WRITTEN PROBLEM: Repeat each entry in full, exactly.

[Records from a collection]
----------------

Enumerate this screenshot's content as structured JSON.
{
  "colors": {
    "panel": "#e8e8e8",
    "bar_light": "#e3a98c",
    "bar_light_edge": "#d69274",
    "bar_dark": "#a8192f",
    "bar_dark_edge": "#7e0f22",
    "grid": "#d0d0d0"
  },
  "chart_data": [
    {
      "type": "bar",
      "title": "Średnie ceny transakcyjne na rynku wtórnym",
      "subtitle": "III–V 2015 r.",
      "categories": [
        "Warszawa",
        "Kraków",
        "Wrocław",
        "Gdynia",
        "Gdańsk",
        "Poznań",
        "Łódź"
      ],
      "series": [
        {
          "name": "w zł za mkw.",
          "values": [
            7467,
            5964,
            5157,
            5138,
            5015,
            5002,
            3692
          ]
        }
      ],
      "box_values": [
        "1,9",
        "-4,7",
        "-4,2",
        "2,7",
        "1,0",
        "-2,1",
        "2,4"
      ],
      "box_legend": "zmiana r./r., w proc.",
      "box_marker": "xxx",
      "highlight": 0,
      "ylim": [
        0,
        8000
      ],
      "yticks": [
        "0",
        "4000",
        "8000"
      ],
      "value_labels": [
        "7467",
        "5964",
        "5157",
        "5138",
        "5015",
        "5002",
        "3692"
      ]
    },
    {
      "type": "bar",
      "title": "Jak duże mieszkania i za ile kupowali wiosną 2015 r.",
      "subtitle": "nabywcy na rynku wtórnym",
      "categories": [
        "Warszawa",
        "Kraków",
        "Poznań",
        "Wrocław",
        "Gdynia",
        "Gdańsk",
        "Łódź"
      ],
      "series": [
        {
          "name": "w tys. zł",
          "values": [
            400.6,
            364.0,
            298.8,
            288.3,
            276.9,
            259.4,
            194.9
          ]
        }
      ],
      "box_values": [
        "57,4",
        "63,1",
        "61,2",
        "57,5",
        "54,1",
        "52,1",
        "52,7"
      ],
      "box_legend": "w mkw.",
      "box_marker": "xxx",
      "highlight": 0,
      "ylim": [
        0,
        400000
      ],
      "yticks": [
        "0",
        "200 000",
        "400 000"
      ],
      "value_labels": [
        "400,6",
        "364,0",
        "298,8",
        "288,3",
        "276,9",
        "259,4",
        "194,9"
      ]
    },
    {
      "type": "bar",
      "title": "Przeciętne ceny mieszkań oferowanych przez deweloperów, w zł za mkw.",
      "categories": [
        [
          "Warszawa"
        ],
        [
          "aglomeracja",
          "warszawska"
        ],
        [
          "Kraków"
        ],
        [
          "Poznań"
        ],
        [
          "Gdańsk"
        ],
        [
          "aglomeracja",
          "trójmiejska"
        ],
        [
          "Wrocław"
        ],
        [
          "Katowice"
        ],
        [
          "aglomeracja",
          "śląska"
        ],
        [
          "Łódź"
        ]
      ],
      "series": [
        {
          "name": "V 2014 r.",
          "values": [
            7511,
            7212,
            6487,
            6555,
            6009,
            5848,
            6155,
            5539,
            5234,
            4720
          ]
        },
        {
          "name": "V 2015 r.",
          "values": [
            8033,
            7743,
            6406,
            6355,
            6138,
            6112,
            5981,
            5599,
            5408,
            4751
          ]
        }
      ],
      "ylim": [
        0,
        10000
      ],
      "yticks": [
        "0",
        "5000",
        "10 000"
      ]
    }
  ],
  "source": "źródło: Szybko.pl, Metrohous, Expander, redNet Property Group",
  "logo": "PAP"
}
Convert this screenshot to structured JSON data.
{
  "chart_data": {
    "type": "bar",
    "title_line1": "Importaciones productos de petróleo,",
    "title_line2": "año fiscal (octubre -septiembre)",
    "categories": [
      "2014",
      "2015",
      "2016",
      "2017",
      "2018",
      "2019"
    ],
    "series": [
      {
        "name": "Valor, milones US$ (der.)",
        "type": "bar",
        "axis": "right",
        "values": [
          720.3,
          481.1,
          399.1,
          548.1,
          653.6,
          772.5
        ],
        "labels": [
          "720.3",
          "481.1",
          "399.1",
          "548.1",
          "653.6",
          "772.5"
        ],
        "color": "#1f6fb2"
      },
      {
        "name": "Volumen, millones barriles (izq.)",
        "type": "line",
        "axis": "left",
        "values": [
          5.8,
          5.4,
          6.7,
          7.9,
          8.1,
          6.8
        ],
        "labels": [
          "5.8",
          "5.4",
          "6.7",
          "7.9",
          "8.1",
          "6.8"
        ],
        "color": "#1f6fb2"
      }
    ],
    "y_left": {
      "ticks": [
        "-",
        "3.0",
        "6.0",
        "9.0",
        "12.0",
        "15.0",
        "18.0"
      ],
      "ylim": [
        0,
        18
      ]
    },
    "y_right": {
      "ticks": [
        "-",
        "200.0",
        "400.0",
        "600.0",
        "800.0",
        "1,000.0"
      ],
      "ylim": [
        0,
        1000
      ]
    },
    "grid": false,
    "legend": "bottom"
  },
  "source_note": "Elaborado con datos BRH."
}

----------------

PROBLEM SOLUTION:
Enumerate this screenshot's content as structured JSON.
{
  "colors": {
    "panel": "#e8e8e8",
    "bar_light": "#e3a98c",
    "bar_light_edge": "#d69274",
    "bar_dark": "#a8192f",
    "bar_dark_edge": "#7e0f22",
    "grid": "#d0d0d0"
  },
  "chart_data": [
    {
      "type": "bar",
      "title": "Średnie ceny transakcyjne na rynku wtórnym",
      "subtitle": "III–V 2015 r.",
      "categories": [
        "Warszawa",
        "Kraków",
        "Wrocław",
        "Gdynia",
        "Gdańsk",
        "Poznań",
        "Łódź"
      ],
      "series": [
        {
          "name": "w zł za mkw.",
          "values": [
            7467,
            5964,
            5157,
            5138,
            5015,
            5002,
            3692
          ]
        }
      ],
      "box_values": [
        "1,9",
        "-4,7",
        "-4,2",
        "2,7",
        "1,0",
        "-2,1",
        "2,4"
      ],
      "box_legend": "zmiana r./r., w proc.",
      "box_marker": "xxx",
      "highlight": 0,
      "ylim": [
        0,
        8000
      ],
      "yticks": [
        "0",
        "4000",
        "8000"
      ],
      "value_labels": [
        "7467",
        "5964",
        "5157",
        "5138",
        "5015",
        "5002",
        "3692"
      ]
    },
    {
      "type": "bar",
      "title": "Jak duże mieszkania i za ile kupowali wiosną 2015 r.",
      "subtitle": "nabywcy na rynku wtórnym",
      "categories": [
        "Warszawa",
        "Kraków",
        "Poznań",
        "Wrocław",
        "Gdynia",
        "Gdańsk",
        "Łódź"
      ],
      "series": [
        {
          "name": "w tys. zł",
          "values": [
            400.6,
            364.0,
            298.8,
            288.3,
            276.9,
            259.4,
            194.9
          ]
        }
      ],
      "box_values": [
        "57,4",
        "63,1",
        "61,2",
        "57,5",
        "54,1",
        "52,1",
        "52,7"
      ],
      "box_legend": "w mkw.",
      "box_marker": "xxx",
      "highlight": 0,
      "ylim": [
        0,
        400000
      ],
      "yticks": [
        "0",
        "200 000",
        "400 000"
      ],
      "value_labels": [
        "400,6",
        "364,0",
        "298,8",
        "288,3",
        "276,9",
        "259,4",
        "194,9"
      ]
    },
    {
      "type": "bar",
      "title": "Przeciętne ceny mieszkań oferowanych przez deweloperów, w zł za mkw.",
      "categories": [
        [
          "Warszawa"
        ],
        [
          "aglomeracja",
          "warszawska"
        ],
        [
          "Kraków"
        ],
        [
          "Poznań"
        ],
        [
          "Gdańsk"
        ],
        [
          "aglomeracja",
          "trójmiejska"
        ],
        [
          "Wrocław"
        ],
        [
          "Katowice"
        ],
        [
          "aglomeracja",
          "śląska"
        ],
        [
          "Łódź"
        ]
      ],
      "series": [
        {
          "name": "V 2014 r.",
          "values": [
            7511,
            7212,
            6487,
            6555,
            6009,
            5848,
            6155,
            5539,
            5234,
            4720
          ]
        },
        {
          "name": "V 2015 r.",
          "values": [
            8033,
            7743,
            6406,
            6355,
            6138,
            6112,
            5981,
            5599,
            5408,
            4751
          ]
        }
      ],
      "ylim": [
        0,
        10000
      ],
      "yticks": [
        "0",
        "5000",
        "10 000"
      ]
    }
  ],
  "source": "źródło: Szybko.pl, Metrohous, Expander, redNet Property Group",
  "logo": "PAP"
}
Convert this screenshot to structured JSON data.
{
  "chart_data": {
    "type": "bar",
    "title_line1": "Importaciones productos de petróleo,",
    "title_line2": "año fiscal (octubre -septiembre)",
    "categories": [
      "2014",
      "2015",
      "2016",
      "2017",
      "2018",
      "2019"
    ],
    "series": [
      {
        "name": "Valor, milones US$ (der.)",
        "type": "bar",
        "axis": "right",
        "values": [
          720.3,
          481.1,
          399.1,
          548.1,
          653.6,
          772.5
        ],
        "labels": [
          "720.3",
          "481.1",
          "399.1",
          "548.1",
          "653.6",
          "772.5"
        ],
        "color": "#1f6fb2"
      },
      {
        "name": "Volumen, millones barriles (izq.)",
        "type": "line",
        "axis": "left",
        "values": [
          5.8,
          5.4,
          6.7,
          7.9,
          8.1,
          6.8
        ],
        "labels": [
          "5.8",
          "5.4",
          "6.7",
          "7.9",
          "8.1",
          "6.8"
        ],
        "color": "#1f6fb2"
      }
    ],
    "y_left": {
      "ticks": [
        "-",
        "3.0",
        "6.0",
        "9.0",
        "12.0",
        "15.0",
        "18.0"
      ],
      "ylim": [
        0,
        18
      ]
    },
    "y_right": {
      "ticks": [
        "-",
        "200.0",
        "400.0",
        "600.0",
        "800.0",
        "1,000.0"
      ],
      "ylim": [
        0,
        1000
      ]
    },
    "grid": false,
    "legend": "bottom"
  },
  "source_note": "Elaborado con datos BRH."
}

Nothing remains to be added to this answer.